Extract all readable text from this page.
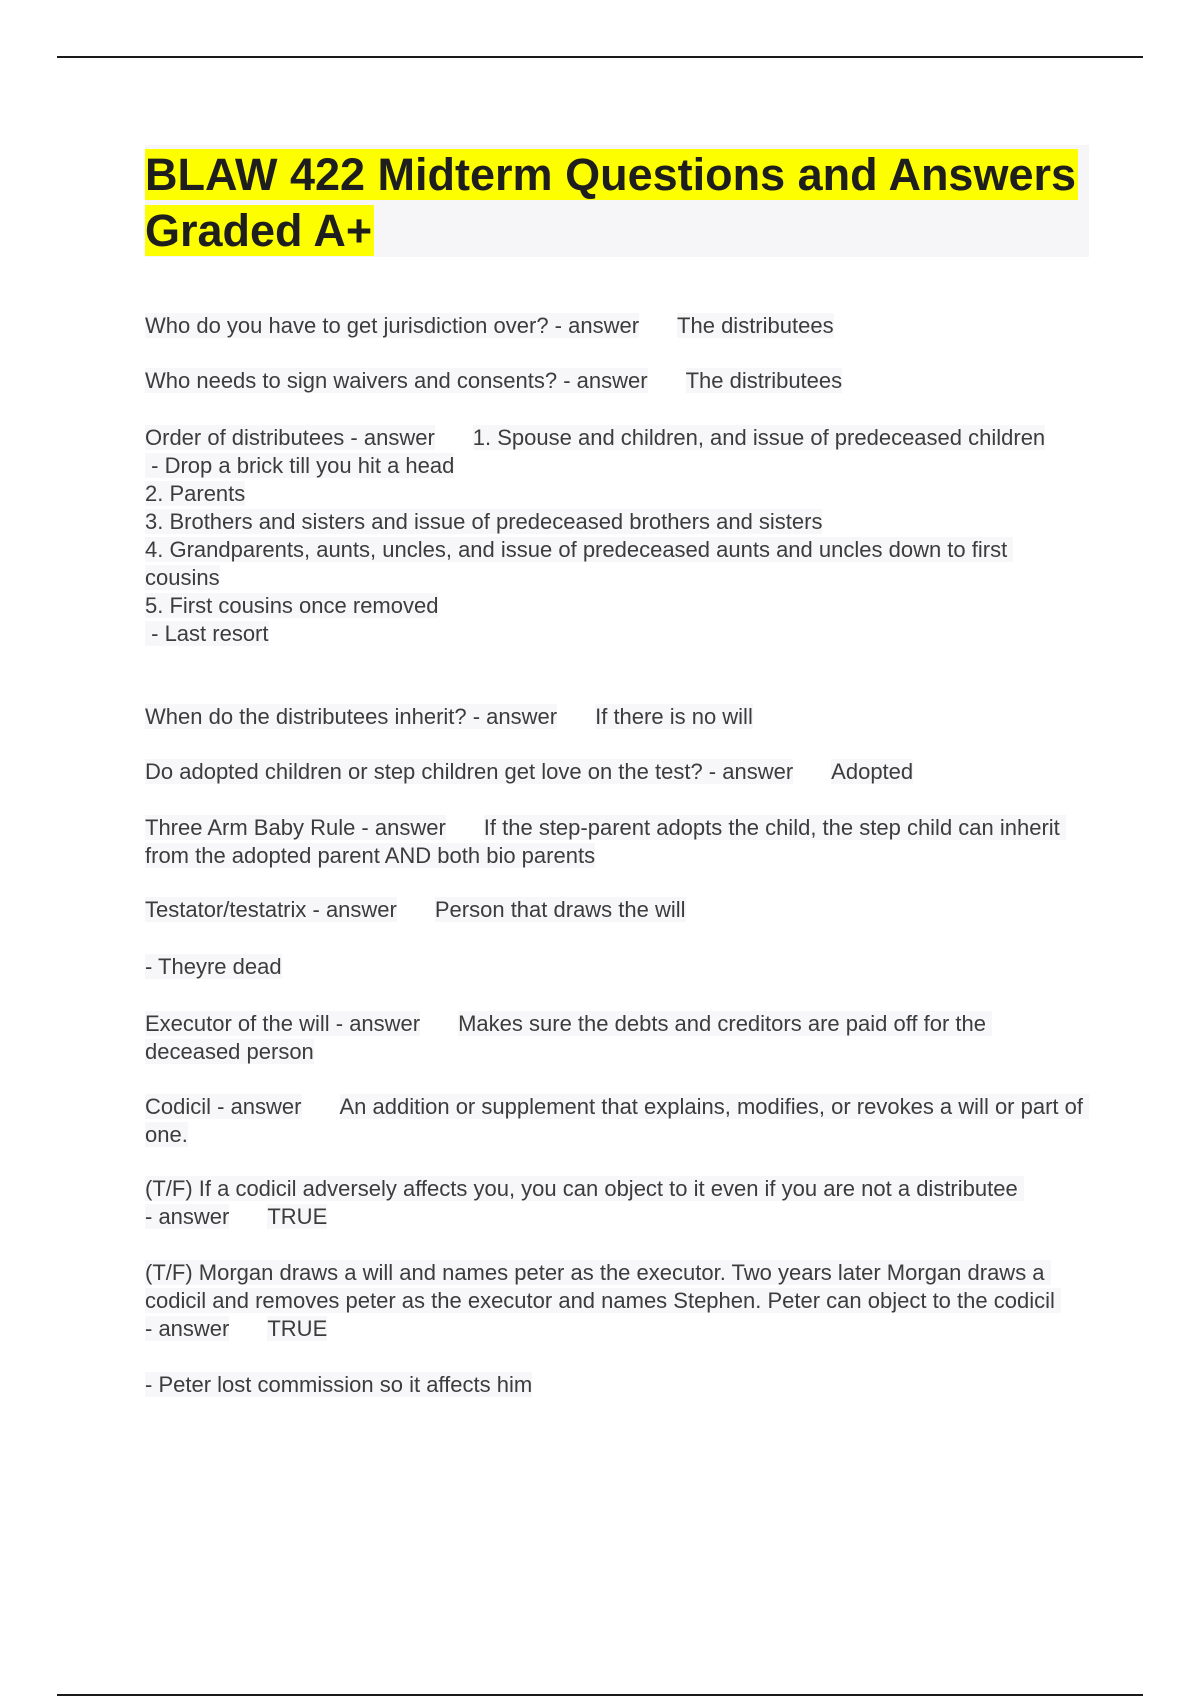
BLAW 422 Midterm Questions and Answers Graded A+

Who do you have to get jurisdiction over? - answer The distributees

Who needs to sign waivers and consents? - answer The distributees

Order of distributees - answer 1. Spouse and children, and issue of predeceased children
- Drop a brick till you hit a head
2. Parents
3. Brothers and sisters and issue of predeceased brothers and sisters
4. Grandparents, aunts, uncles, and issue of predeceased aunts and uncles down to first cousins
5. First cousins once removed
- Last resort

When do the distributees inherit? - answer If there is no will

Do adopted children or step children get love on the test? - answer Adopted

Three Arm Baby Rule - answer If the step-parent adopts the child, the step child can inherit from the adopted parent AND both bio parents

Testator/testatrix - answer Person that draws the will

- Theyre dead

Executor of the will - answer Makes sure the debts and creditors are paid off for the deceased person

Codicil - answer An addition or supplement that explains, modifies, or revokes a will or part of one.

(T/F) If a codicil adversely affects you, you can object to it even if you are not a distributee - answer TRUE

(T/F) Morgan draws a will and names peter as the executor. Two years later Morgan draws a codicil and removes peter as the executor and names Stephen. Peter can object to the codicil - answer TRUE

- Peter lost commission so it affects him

**What is needed**
Repeat the material above word for word, please, apart from its images.

**The output**
Extract all readable text from this page.
BLAW 422 Midterm Questions and Answers Graded A+

Who do you have to get jurisdiction over? - answer The distributees

Who needs to sign waivers and consents? - answer The distributees

Order of distributees - answer 1. Spouse and children, and issue of predeceased children
- Drop a brick till you hit a head
2. Parents
3. Brothers and sisters and issue of predeceased brothers and sisters
4. Grandparents, aunts, uncles, and issue of predeceased aunts and uncles down to first cousins
5. First cousins once removed
- Last resort

When do the distributees inherit? - answer If there is no will

Do adopted children or step children get love on the test? - answer Adopted

Three Arm Baby Rule - answer If the step-parent adopts the child, the step child can inherit from the adopted parent AND both bio parents

Testator/testatrix - answer Person that draws the will

- Theyre dead

Executor of the will - answer Makes sure the debts and creditors are paid off for the deceased person

Codicil - answer An addition or supplement that explains, modifies, or revokes a will or part of one.

(T/F) If a codicil adversely affects you, you can object to it even if you are not a distributee - answer TRUE

(T/F) Morgan draws a will and names peter as the executor. Two years later Morgan draws a codicil and removes peter as the executor and names Stephen. Peter can object to the codicil - answer TRUE

- Peter lost commission so it affects him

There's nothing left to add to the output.